• Records to process:

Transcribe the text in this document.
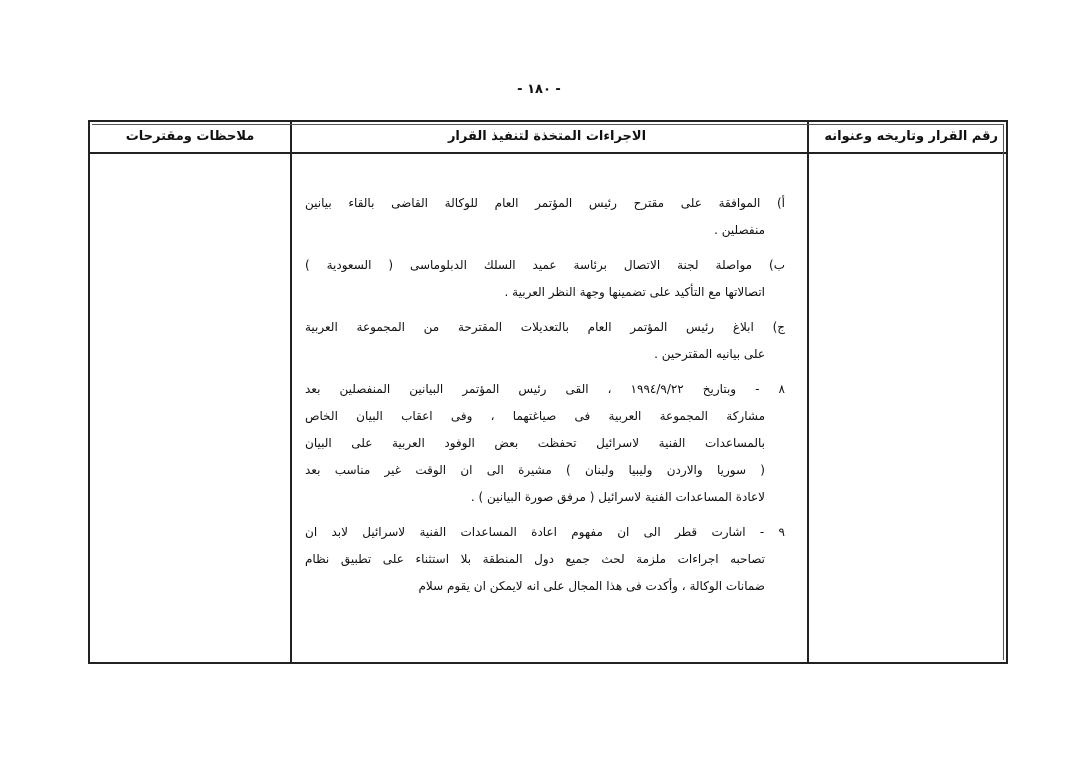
- ١٨٠ -
رقم القرار وتاريخه وعنوانه
الاجراءات المتخذة لتنفيذ القرار
ملاحظات ومقترحات
أ) الموافقة على مقترح رئيس المؤتمر العام للوكالة القاضى بالقاء بيانين
منفصلين .
ب) مواصلة لجنة الاتصال برئاسة عميد السلك الدبلوماسى ( السعودية )
اتصالاتها مع التأكيد على تضمينها وجهة النظر العربية .
ج) ابلاغ رئيس المؤتمر العام بالتعديلات المقترحة من المجموعة العربية
على بيانيه المقترحين .
٨ - وبتاريخ ١٩٩٤/٩/٢٢ ، القى رئيس المؤتمر البيانين المنفصلين بعد
مشاركة المجموعة العربية فى صياغتهما ، وفى اعقاب البيان الخاص
بالمساعدات الفنية لاسرائيل تحفظت بعض الوفود العربية على البيان
( سوريا والاردن وليبيا ولبنان ) مشيرة الى ان الوقت غير مناسب بعد
لاعادة المساعدات الفنية لاسرائيل ( مرفق صورة البيانين ) .
٩ - اشارت قطر الى ان مفهوم اعادة المساعدات الفنية لاسرائيل لابد ان
تصاحبه اجراءات ملزمة لحث جميع دول المنطقة بلا استثناء على تطبيق نظام
ضمانات الوكالة ، وأكدت فى هذا المجال على انه لايمكن ان يقوم سلام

• Given exercise: Say how many lines of the data include the string "لاسرائيل". Nothing other than the number should be given.

• Finished task: 3